_Assignment_: In the data below, which lines contain "Clinical"? List them by copying each one.

[Source records]
▬▬▬

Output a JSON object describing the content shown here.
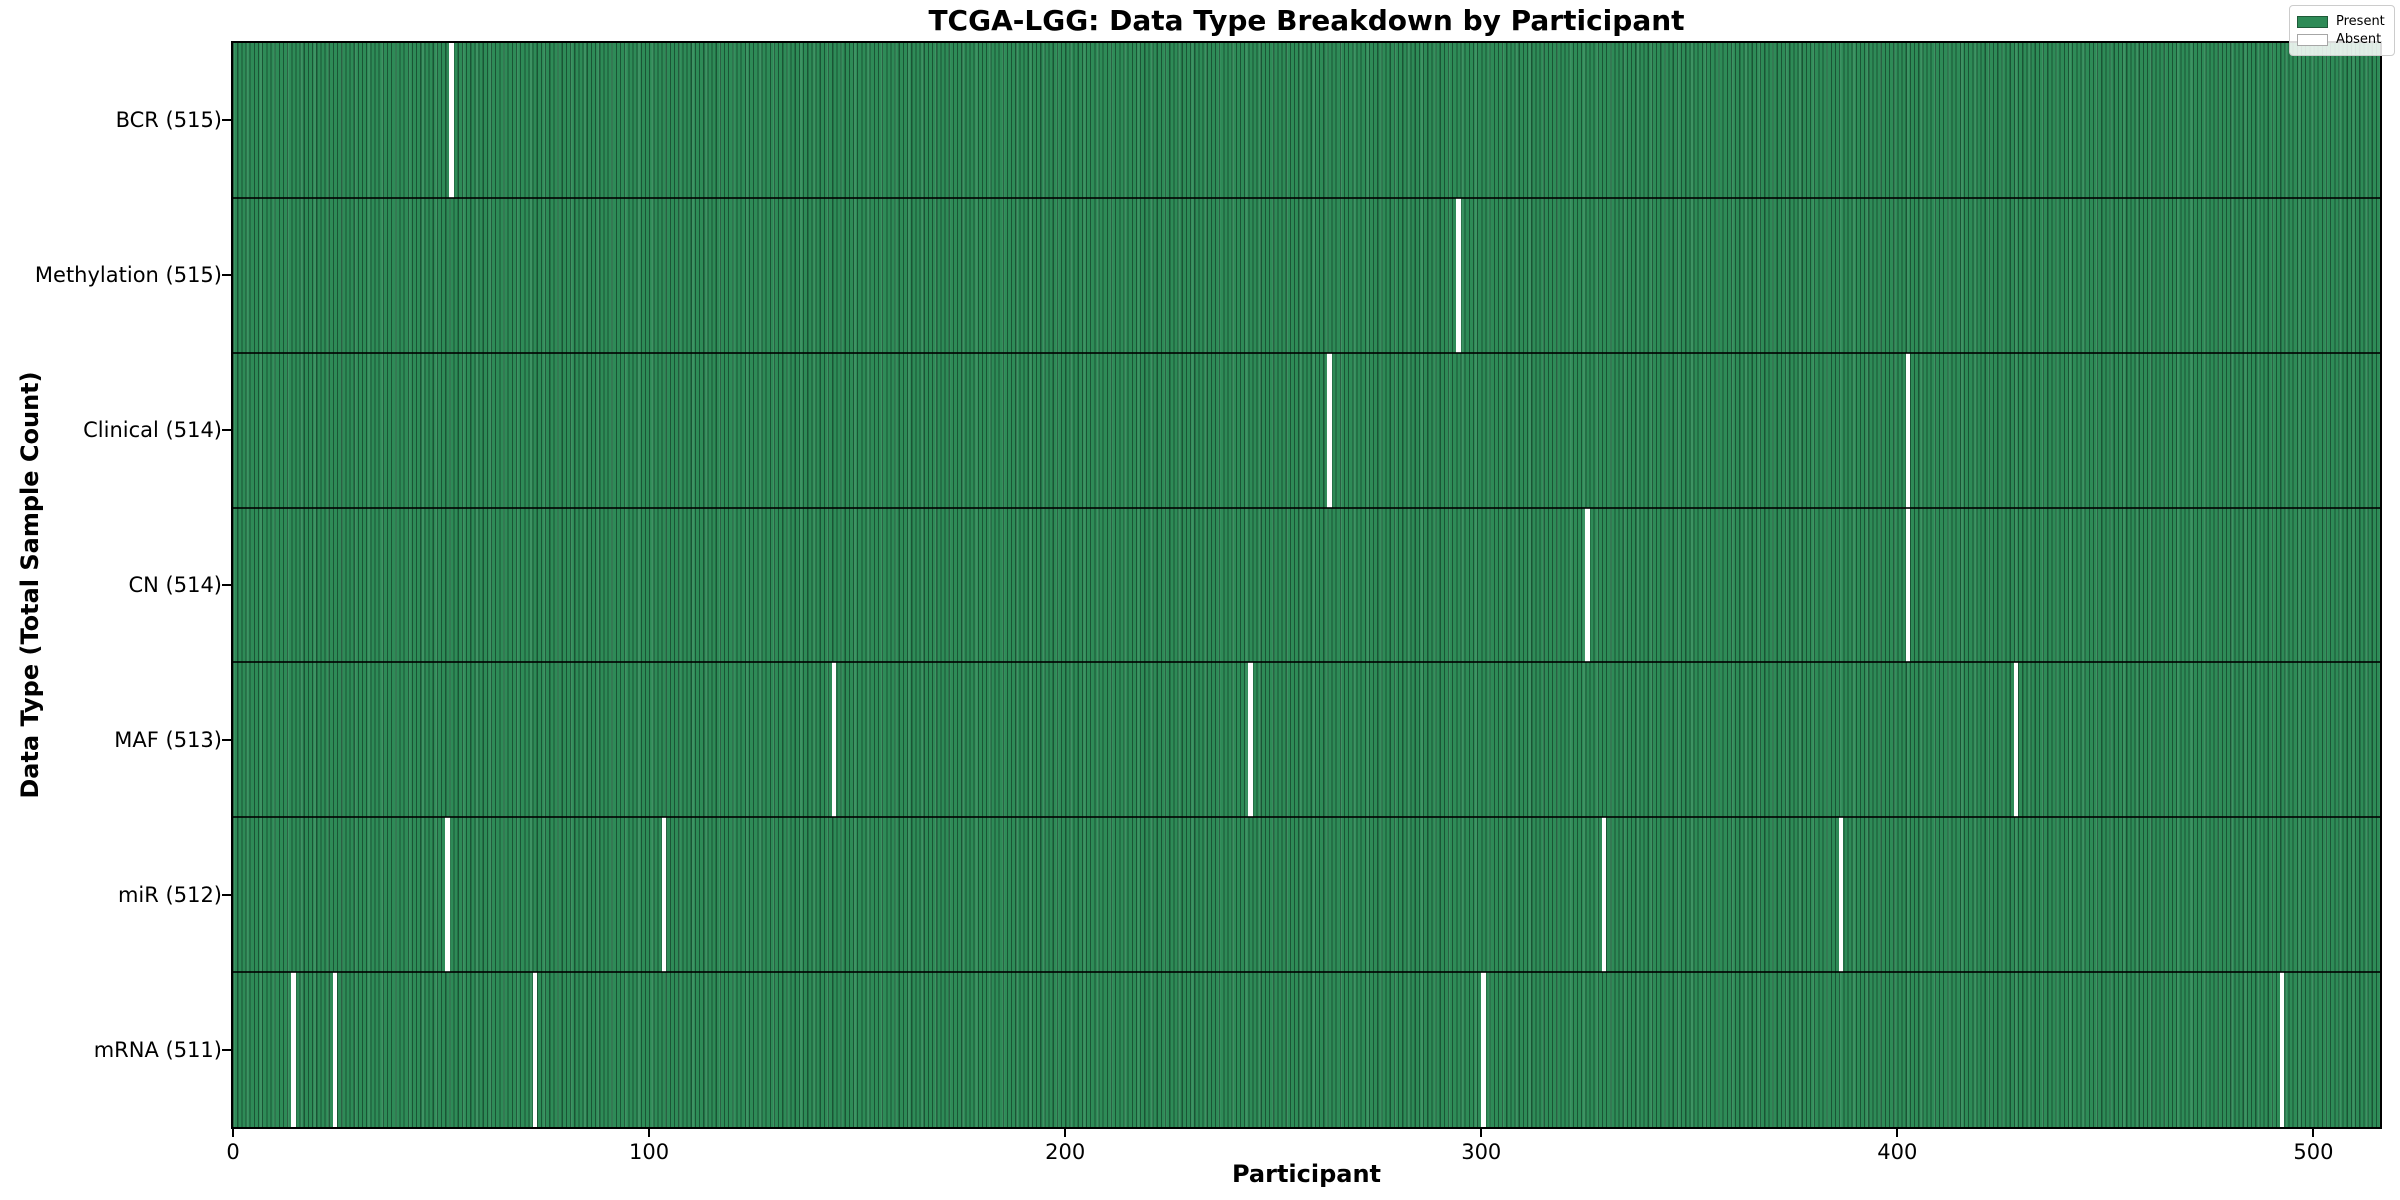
{
  "chart_data": {
    "type": "heatmap",
    "title": "TCGA-LGG: Data Type Breakdown by Participant",
    "xlabel": "Participant",
    "ylabel": "Data Type (Total Sample Count)",
    "x_ticks": [
      0,
      100,
      200,
      300,
      400,
      500
    ],
    "xlim": [
      0,
      516
    ],
    "total_participants": 516,
    "grid": false,
    "legend_position": "upper right",
    "colors": {
      "present": "#2e8b57",
      "absent": "#ffffff",
      "bar_edge": "rgba(10,40,25,0.55)"
    },
    "legend": [
      {
        "label": "Present",
        "color": "#2e8b57"
      },
      {
        "label": "Absent",
        "color": "#ffffff"
      }
    ],
    "rows": [
      {
        "label": "BCR (515)",
        "data_type": "BCR",
        "present_count": 515,
        "absent_participants": [
          52
        ]
      },
      {
        "label": "Methylation (515)",
        "data_type": "Methylation",
        "present_count": 515,
        "absent_participants": [
          294
        ]
      },
      {
        "label": "Clinical (514)",
        "data_type": "Clinical",
        "present_count": 514,
        "absent_participants": [
          263,
          402
        ]
      },
      {
        "label": "CN (514)",
        "data_type": "CN",
        "present_count": 514,
        "absent_participants": [
          325,
          402
        ]
      },
      {
        "label": "MAF (513)",
        "data_type": "MAF",
        "present_count": 513,
        "absent_participants": [
          144,
          244,
          428
        ]
      },
      {
        "label": "miR (512)",
        "data_type": "miR",
        "present_count": 512,
        "absent_participants": [
          51,
          103,
          329,
          386
        ]
      },
      {
        "label": "mRNA (511)",
        "data_type": "mRNA",
        "present_count": 511,
        "absent_participants": [
          14,
          24,
          72,
          300,
          492
        ]
      }
    ]
  }
}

▬▬▬

_Output of the exercise_:
        "label": "Clinical (514)",
        "data_type": "Clinical",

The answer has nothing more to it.